» **PROBLEM TO WORK ON**
Pick out every line with the word "Brief" and copy it.
· · · · · · ·
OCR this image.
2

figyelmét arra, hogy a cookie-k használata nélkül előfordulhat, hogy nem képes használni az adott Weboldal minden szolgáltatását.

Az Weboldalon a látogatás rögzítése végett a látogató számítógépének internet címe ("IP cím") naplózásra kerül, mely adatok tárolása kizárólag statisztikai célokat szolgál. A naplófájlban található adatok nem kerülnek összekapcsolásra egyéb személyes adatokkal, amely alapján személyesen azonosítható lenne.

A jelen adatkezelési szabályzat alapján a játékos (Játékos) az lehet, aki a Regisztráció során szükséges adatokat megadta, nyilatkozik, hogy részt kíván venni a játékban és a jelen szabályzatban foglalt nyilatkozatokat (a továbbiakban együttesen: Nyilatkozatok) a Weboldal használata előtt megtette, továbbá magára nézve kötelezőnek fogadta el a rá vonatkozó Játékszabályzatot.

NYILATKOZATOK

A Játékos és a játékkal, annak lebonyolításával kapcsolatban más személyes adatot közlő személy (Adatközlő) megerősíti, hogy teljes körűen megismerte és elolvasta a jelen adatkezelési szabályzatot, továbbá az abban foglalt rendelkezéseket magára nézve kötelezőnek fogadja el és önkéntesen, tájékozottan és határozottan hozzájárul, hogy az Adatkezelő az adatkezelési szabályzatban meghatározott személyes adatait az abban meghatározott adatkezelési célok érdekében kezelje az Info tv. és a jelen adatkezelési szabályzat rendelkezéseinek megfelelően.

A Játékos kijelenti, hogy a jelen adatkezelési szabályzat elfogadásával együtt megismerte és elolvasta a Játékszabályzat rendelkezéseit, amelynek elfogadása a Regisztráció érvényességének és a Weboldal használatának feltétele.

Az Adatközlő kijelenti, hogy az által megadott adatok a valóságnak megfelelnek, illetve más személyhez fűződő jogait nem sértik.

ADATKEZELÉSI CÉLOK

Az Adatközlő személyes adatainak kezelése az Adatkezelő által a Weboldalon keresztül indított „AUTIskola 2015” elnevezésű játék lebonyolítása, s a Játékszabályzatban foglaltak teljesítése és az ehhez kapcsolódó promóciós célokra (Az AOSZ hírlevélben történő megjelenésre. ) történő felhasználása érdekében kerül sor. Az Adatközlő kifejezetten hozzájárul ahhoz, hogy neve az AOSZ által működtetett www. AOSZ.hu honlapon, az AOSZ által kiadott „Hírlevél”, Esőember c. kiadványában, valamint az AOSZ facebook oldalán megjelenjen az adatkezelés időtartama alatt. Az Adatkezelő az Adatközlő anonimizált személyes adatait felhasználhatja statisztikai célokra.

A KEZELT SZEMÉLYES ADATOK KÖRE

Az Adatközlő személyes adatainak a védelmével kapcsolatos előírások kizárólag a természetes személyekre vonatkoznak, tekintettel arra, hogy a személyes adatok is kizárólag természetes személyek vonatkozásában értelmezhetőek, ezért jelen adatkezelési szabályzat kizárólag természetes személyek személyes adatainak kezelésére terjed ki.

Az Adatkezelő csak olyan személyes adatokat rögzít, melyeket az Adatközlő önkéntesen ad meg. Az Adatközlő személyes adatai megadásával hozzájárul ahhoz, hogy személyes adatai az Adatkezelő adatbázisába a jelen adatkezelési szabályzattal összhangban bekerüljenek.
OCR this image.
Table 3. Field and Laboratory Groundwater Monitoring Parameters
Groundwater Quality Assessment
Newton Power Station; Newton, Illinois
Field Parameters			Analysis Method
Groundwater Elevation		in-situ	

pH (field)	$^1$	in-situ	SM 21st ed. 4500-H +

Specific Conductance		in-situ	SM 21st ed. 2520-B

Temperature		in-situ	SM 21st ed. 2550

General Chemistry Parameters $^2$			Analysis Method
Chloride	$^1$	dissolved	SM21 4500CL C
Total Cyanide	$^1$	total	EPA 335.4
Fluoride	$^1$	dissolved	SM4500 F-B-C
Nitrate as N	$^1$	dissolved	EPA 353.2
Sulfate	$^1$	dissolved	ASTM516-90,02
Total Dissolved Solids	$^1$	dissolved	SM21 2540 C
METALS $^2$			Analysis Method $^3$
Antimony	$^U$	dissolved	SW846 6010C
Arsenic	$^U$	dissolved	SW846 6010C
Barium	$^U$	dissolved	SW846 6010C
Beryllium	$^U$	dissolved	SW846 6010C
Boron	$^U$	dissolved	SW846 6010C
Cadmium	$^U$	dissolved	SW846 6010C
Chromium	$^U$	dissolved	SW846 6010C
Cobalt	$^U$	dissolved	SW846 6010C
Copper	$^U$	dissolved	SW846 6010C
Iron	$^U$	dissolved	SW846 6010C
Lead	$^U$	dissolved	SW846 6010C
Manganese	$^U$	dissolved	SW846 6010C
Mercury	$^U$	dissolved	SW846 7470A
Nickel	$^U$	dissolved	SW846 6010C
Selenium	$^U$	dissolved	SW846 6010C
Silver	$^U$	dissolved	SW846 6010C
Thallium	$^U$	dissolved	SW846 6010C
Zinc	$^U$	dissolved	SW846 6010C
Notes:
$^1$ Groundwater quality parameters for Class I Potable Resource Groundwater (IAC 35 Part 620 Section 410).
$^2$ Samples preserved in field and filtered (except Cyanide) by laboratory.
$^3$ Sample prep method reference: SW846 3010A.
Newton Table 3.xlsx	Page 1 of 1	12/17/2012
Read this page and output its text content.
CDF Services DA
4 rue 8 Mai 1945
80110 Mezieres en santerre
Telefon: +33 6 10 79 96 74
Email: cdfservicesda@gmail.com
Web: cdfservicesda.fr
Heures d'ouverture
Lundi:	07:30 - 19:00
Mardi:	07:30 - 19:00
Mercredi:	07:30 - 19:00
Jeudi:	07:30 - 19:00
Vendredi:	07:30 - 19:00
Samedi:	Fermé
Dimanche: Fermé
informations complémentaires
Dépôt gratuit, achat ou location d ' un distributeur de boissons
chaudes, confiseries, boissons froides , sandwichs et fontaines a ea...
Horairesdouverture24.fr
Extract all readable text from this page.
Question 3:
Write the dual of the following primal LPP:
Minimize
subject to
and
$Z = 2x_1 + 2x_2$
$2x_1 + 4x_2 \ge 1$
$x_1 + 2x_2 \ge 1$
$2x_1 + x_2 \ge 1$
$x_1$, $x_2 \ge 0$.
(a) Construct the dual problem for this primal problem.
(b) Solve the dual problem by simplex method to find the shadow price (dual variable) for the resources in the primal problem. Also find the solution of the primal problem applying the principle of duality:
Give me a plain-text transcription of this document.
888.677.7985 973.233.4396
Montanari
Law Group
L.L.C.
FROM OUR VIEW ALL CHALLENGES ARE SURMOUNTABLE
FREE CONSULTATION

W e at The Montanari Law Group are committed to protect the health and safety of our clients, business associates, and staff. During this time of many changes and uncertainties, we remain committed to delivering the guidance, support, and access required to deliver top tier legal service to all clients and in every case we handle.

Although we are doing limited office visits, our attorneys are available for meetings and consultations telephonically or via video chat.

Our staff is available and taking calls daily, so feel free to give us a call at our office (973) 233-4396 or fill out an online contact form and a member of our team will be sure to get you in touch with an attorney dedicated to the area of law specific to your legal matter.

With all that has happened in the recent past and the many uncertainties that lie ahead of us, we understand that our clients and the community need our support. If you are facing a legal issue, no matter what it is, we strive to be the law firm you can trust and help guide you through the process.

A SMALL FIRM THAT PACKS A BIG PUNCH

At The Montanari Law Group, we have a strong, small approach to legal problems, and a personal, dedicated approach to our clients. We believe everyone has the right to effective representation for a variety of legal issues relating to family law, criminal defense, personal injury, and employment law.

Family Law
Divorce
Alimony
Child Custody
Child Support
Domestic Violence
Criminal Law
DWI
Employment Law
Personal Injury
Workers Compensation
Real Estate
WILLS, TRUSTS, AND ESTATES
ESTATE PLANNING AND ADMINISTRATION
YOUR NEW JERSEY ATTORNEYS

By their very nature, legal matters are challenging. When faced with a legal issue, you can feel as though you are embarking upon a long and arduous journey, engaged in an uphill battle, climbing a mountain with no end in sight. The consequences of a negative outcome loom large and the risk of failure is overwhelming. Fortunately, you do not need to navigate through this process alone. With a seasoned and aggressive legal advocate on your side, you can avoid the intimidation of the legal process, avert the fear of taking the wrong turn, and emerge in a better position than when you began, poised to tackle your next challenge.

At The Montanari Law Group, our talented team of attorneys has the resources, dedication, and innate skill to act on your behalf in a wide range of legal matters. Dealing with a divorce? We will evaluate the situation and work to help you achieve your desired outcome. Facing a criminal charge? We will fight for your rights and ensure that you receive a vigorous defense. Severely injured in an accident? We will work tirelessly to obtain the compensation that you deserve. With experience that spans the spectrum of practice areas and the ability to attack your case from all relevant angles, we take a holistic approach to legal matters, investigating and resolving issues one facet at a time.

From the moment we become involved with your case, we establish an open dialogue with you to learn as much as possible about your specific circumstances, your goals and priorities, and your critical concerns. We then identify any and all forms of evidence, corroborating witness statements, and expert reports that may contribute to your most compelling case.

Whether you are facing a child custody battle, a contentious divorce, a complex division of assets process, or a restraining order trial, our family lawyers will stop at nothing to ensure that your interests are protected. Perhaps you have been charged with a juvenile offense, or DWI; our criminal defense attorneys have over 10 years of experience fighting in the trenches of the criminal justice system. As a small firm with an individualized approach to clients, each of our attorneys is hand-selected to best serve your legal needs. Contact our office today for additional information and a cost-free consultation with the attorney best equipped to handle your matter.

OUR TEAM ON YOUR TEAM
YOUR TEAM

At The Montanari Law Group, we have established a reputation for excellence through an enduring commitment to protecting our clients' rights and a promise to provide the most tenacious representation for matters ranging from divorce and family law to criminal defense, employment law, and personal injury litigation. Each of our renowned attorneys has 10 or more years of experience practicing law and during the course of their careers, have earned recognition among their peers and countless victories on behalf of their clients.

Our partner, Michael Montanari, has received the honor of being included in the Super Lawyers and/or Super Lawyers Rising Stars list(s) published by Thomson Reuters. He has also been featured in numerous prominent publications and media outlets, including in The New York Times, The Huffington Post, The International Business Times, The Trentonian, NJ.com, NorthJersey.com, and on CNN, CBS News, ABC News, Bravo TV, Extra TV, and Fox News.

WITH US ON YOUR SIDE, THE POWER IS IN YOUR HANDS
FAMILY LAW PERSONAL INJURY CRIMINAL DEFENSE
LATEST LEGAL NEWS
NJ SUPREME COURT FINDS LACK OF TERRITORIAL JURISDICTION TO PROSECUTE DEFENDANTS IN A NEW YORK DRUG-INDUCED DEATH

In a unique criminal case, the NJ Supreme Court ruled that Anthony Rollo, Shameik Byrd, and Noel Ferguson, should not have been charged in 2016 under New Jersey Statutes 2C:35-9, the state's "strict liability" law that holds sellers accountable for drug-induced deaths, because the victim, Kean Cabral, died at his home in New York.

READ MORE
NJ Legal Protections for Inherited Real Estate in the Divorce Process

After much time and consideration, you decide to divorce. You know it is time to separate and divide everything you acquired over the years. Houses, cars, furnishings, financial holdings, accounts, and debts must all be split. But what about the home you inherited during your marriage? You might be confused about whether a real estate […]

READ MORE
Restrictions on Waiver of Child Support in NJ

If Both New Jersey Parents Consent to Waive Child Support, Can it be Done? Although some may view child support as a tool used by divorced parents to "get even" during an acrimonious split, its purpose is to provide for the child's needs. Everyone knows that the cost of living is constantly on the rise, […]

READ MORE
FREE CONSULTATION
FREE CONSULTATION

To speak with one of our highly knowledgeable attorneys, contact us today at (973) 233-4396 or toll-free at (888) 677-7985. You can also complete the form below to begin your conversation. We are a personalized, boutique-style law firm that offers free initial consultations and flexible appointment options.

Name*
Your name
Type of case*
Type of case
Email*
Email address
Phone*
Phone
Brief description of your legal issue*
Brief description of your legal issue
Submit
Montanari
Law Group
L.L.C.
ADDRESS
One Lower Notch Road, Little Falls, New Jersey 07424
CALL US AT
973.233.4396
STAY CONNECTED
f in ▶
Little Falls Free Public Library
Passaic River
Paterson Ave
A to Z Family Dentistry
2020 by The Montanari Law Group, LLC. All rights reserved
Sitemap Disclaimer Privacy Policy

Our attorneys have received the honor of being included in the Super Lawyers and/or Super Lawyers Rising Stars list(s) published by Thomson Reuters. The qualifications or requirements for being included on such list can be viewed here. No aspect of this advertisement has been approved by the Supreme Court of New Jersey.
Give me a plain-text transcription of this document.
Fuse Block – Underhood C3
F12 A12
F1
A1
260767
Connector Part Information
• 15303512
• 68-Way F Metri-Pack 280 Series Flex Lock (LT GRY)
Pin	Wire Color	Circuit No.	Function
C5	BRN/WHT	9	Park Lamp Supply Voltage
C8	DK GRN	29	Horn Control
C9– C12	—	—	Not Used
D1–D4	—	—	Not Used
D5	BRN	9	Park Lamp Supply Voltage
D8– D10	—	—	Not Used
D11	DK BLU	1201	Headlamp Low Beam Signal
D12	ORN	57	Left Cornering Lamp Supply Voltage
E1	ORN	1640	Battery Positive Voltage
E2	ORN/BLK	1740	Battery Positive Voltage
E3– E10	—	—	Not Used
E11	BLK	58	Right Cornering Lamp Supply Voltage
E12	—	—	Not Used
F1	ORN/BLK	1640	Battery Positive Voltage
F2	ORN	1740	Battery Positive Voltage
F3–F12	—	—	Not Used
· · · · · · ·
» **RESPONSE TO THIS EXERCISE**
Brief description of your legal issue*
Brief description of your legal issue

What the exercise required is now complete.